→ Exercise requirements: Extract all lines that hold "customer" from the records below.
::: Record excerpts :::
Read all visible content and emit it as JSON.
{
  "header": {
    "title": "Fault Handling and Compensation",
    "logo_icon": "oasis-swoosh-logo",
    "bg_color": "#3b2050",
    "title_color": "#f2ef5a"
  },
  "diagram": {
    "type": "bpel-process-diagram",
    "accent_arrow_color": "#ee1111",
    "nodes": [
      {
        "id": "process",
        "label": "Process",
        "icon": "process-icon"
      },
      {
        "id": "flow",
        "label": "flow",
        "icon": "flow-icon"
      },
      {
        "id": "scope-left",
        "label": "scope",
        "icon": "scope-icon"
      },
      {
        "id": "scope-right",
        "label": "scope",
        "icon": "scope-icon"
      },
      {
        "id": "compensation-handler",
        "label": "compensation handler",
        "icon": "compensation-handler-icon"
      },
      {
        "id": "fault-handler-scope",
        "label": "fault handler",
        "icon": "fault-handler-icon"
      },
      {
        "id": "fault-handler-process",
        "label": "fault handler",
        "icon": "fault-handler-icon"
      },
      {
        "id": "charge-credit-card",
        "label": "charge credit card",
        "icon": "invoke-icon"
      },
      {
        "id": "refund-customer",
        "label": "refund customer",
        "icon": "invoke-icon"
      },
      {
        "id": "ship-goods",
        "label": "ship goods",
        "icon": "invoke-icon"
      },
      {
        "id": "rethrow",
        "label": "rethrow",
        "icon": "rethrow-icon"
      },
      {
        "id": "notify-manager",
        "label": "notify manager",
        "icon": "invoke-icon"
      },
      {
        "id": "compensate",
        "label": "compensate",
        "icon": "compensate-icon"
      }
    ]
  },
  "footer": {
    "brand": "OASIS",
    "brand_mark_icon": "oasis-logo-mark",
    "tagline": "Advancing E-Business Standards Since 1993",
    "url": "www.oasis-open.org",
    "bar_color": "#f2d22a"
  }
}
:::
→ Result of this exercise:
        "id": "refund-customer",
        "label": "refund customer",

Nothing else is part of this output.